▸ **Data for this exercise**:

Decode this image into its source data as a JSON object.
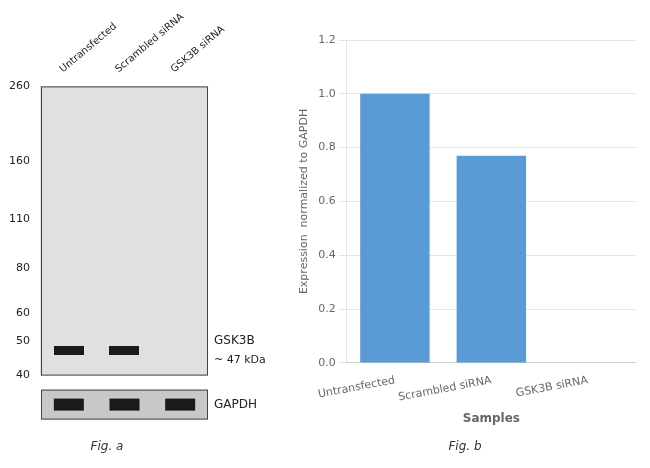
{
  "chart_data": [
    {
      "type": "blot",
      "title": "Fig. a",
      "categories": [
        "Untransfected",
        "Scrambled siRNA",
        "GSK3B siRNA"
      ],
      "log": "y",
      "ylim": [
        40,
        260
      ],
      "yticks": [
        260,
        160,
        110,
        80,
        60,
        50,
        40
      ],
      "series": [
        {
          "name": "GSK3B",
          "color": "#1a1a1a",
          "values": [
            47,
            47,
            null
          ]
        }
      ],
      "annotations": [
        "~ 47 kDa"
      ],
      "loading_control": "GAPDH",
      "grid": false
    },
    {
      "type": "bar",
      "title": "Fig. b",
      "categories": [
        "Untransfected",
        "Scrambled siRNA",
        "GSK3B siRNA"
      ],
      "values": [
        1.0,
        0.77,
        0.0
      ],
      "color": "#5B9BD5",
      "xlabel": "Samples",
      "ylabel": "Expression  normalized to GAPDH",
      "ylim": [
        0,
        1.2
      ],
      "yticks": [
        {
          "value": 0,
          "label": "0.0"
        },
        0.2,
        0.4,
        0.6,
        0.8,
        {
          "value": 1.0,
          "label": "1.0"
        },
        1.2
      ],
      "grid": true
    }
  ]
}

▸ **The exercise**:
Quote every line word for word and keep the images out of the copy.

▸ **Response to the task**:
Decode this image into its source data as a JSON object.
{
  "chart_data": [
    {
      "type": "blot",
      "title": "Fig. a",
      "categories": [
        "Untransfected",
        "Scrambled siRNA",
        "GSK3B siRNA"
      ],
      "log": "y",
      "ylim": [
        40,
        260
      ],
      "yticks": [
        260,
        160,
        110,
        80,
        60,
        50,
        40
      ],
      "series": [
        {
          "name": "GSK3B",
          "color": "#1a1a1a",
          "values": [
            47,
            47,
            null
          ]
        }
      ],
      "annotations": [
        "~ 47 kDa"
      ],
      "loading_control": "GAPDH",
      "grid": false
    },
    {
      "type": "bar",
      "title": "Fig. b",
      "categories": [
        "Untransfected",
        "Scrambled siRNA",
        "GSK3B siRNA"
      ],
      "values": [
        1.0,
        0.77,
        0.0
      ],
      "color": "#5B9BD5",
      "xlabel": "Samples",
      "ylabel": "Expression  normalized to GAPDH",
      "ylim": [
        0,
        1.2
      ],
      "yticks": [
        {
          "value": 0,
          "label": "0.0"
        },
        0.2,
        0.4,
        0.6,
        0.8,
        {
          "value": 1.0,
          "label": "1.0"
        },
        1.2
      ],
      "grid": true
    }
  ]
}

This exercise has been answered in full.